Texto de lectura.
◇ ◇ ◇ ◇ ◇

Al tratar de evaluar el reflejo que Hollywood nos devuelve de la contemporaneidad, la distancia que empezamos a tomar respecto a este periodo —tan bien acotado por los dos revientataquillas de James Cameron mencionados— nos muestra un vagón de cola desenganchado del tren de la Historia. Las tomas nerviosas y volátiles de Paul Greengrass o J.J. Abrams, que algunos asociarían a la identidad visual de los 2000 (o «años nada», que diría Jordi Costa), son subsidiarias de una realidad que ha provisto de símbolos más rotundos el imaginario de la década: nada como Guantánamo representa su carácter reactivo y a la vez falto de concreción, el anhelo de un orden que únicamente puede materializarse aislado del caos exterior y, de paso, de nuestra humanidad.


Entretanto, los horizontes asiáticos descubiertos en la eclosión de Internet y el mercado del DVD capturaban la atención de muchos cinéfilos, permeables a los lenguajes —entonces percibidos como rupturistas— con que la globalización tejía su propio discurso. Lo que Apichatpong Weerasethakul, Wong Kar-wai o los partícipes de la Nueva Ola taiwanesa aportaban era un distanciamiento creativo respecto a un mainstream impotente para dar forma al devenir colectivo; filmes-bisagra entre épocas de la talla de Deseando amar (In the Mood for Love, 2000) del citado Wong, Millennium Mambo (Hou Hsiao-hsien, 2001) o Kairo (Kiyoshi Kurosawa, 2000) obedecían a una mirada certera acerca del presente en que fueron concebidas.


Ahora bien, ahorrándonos ditirambos innecesarios a estas alturas, la alta valoración crítica que merezcan sus autores no es óbice para cuestionar su contribución al articulado cultural de nuestro tiempo. Antes que contradecir la deriva hollywoodense, el triunfo de las nuevas olas asiáticas radicó en construir sólidos discursos de autor sobre las mismas tendencias globales, empleando para ello recursos de gran fuerza expresiva. (3) En otras palabras, el positivismo antropológico, los sueños colectivos y la rotundidad de las formas del cine popular de los 90 continuaban sin heredero en Asia y Occidente, y así seguirían si de Kongsakul o sus mecenas europeos dependiera. Pero siempre hay excepciones que confirman la regla.

◇ ◇ ◇ ◇ ◇

Filas de datos.

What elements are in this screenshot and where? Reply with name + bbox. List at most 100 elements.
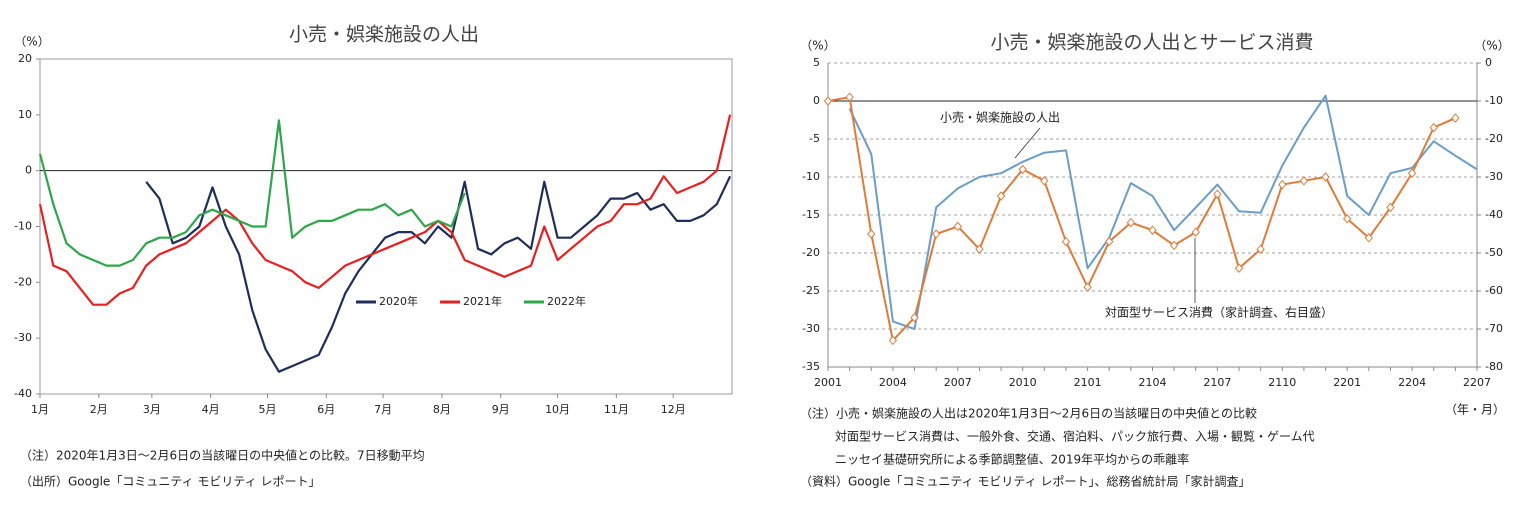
x-tick-label: 8月	[433, 403, 451, 416]
x-tick-label: 1月	[31, 403, 49, 416]
y2-tick-label: 0	[1485, 56, 1492, 69]
y-unit: （%）	[14, 35, 49, 49]
y2-tick-label: -70	[1485, 322, 1503, 335]
x-tick-label: 2110	[1268, 376, 1296, 389]
marker	[823, 96, 833, 106]
y-tick-label: -30	[14, 331, 32, 344]
annotation-leader	[1014, 127, 1041, 159]
marker	[1213, 189, 1222, 199]
x-tick-label: 2104	[1139, 376, 1167, 389]
series-annotation: 小売・娯楽施設の人出	[940, 110, 1060, 125]
marker	[1105, 236, 1114, 247]
marker	[1061, 236, 1071, 247]
y2-tick-label: -10	[1485, 94, 1503, 107]
y-tick-label: -25	[802, 284, 820, 297]
note: （注）2020年1月3日～2月6日の当該曜日の中央値との比較。7日移動平均	[20, 448, 425, 463]
marker	[1083, 282, 1092, 292]
y-tick-label: -10	[802, 170, 820, 183]
y-tick-label: 0	[25, 164, 32, 177]
marker	[1018, 164, 1027, 175]
marker	[1040, 176, 1049, 186]
marker	[1407, 168, 1417, 178]
y-tick-label: -40	[14, 387, 32, 400]
y2-tick-label: -20	[1485, 132, 1503, 145]
y-tick-label: 10	[18, 108, 32, 121]
series-line	[848, 94, 1478, 330]
legend-label: 2021年	[463, 294, 502, 308]
x-tick-label: 11月	[604, 403, 629, 416]
marker	[1299, 176, 1309, 186]
marker	[1343, 214, 1352, 224]
y-tick-label: 5	[813, 56, 820, 69]
x-tick-label: 3月	[143, 403, 161, 416]
note: （出所）Google「コミュニティ モビリティ レポート」	[20, 475, 321, 489]
legend-label: 2022年	[547, 294, 586, 308]
note: 対面型サービス消費は、一般外食、交通、宿泊料、パック旅行費、入場・観覧・ゲーム代	[835, 429, 1315, 444]
x-tick-label: 2107	[1203, 376, 1231, 389]
marker	[910, 312, 919, 323]
plot-frame	[39, 58, 733, 395]
y-tick-label: -5	[809, 132, 820, 145]
y-tick-label: -10	[14, 220, 32, 233]
x-tick-label: 12月	[661, 403, 686, 416]
y-tick-label: -30	[802, 322, 820, 335]
series-line	[145, 175, 732, 373]
marker	[1126, 217, 1136, 228]
y2-tick-label: -40	[1485, 208, 1503, 221]
x-tick-label: 7月	[374, 403, 392, 416]
y-tick-label: -35	[802, 360, 820, 373]
y-tick-label: -15	[802, 208, 820, 221]
chart-title: 小売・娯楽施設の人出	[289, 24, 479, 46]
marker	[996, 191, 1006, 201]
x-tick-label: 2月	[90, 403, 108, 416]
marker	[1364, 233, 1373, 243]
x-tick-label: 2010	[1009, 376, 1037, 389]
marker	[932, 229, 941, 239]
marker	[1169, 240, 1179, 251]
marker	[1256, 244, 1265, 254]
y2-unit: （%）	[1474, 39, 1509, 53]
x-tick-label: 2204	[1398, 376, 1426, 389]
marker	[1234, 263, 1244, 273]
y2-tick-label: -60	[1485, 284, 1503, 297]
x-tick-label: 2007	[944, 376, 972, 389]
note: （注）小売・娯楽施設の人出は2020年1月3日～2月6日の当該曜日の中央値との比…	[800, 406, 1257, 421]
y-tick-label: -20	[802, 246, 820, 259]
series-annotation: 対面型サービス消費（家計調査、右目盛）	[1105, 305, 1333, 320]
x-tick-label: 2207	[1463, 376, 1491, 389]
series-line	[38, 114, 732, 306]
marker	[1148, 225, 1157, 235]
marker	[1191, 227, 1200, 237]
x-tick-label: 2001	[814, 376, 842, 389]
x-tick-label: 5月	[259, 403, 277, 416]
note: ニッセイ基礎研究所による季節調整値、2019年平均からの乖離率	[835, 452, 1189, 467]
marker	[1321, 172, 1330, 182]
x-tick-label: 10月	[545, 403, 570, 416]
chart-title: 小売・娯楽施設の人出とサービス消費	[990, 32, 1313, 54]
note: （資料）Google「コミュニティ モビリティ レポート」、総務省統計局「家計調…	[800, 474, 1251, 489]
x-tick-label: 4月	[202, 403, 220, 416]
marker	[888, 335, 898, 346]
x-tick-label: 2004	[879, 376, 907, 389]
x-tick-label: 6月	[317, 403, 335, 416]
marker	[845, 92, 854, 102]
series-line	[827, 96, 1456, 342]
marker	[1278, 179, 1287, 190]
legend-label: 2020年	[379, 294, 418, 308]
y2-tick-label: -50	[1485, 246, 1503, 259]
series-line	[38, 119, 466, 267]
y2-tick-label: -30	[1485, 170, 1503, 183]
x-tick-label: 9月	[492, 403, 510, 416]
marker	[1451, 113, 1460, 123]
x-tick-label: 2101	[1074, 376, 1102, 389]
marker	[1386, 202, 1395, 213]
marker	[953, 221, 962, 232]
x-unit: （年・月）	[1445, 403, 1505, 417]
x-tick-label: 2201	[1333, 376, 1361, 389]
marker	[867, 229, 876, 239]
y-tick-label: 20	[18, 52, 32, 65]
marker	[975, 244, 984, 254]
y-unit: （%）	[800, 39, 835, 53]
y2-tick-label: -80	[1485, 360, 1503, 373]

◇ ◇ ◇ ◇ ◇

Enunciado 1.
Según el texto sobre el cine de los años 2000, ¿qué símbolo representa mejor que ningún otro el carácter reactivo y falto de concreción de la década?
Enunciado 2.
Traduzca al inglés esta oración del texto sobre el cine de los años 2000: «Pero siempre hay excepciones que confirman la regla.»
Enunciado 3.
Prosiga el texto sobre el cine de los años 2000 a partir de su última oración.

Respuesta 1.
Guantánamo.

Respuesta 2.
But there are always exceptions that prove the rule.

Respuesta 3.
Hypnotized

Mirando al paralelo 38


A diferencia del cine japonés de los últimos años, entre la cultura pop y las estructuras tradicionales de las que la primera brota como hierba entre adoquines; del chino, entre las superproducciones propagandísticas y la denuncia documental a su sombra; o del taiwanés, entre la percepción de su historia y su espectro desvaído a través las continuas transformaciones socioeconómicas; el surcoreano presenta un cine comercial fuertemente cohesionado, en su variedad temática y de géneros, por lo que podríamos llamar un principio de realidad. En palabras de Roberto Cueto, el espectador encuentra «[...] una amplia gama de manifestaciones del dolor—tanto físico como moral—, de una herida nacional cuya sangre y contusiones se filtran a través de la impermeabilidad genérica.» (4)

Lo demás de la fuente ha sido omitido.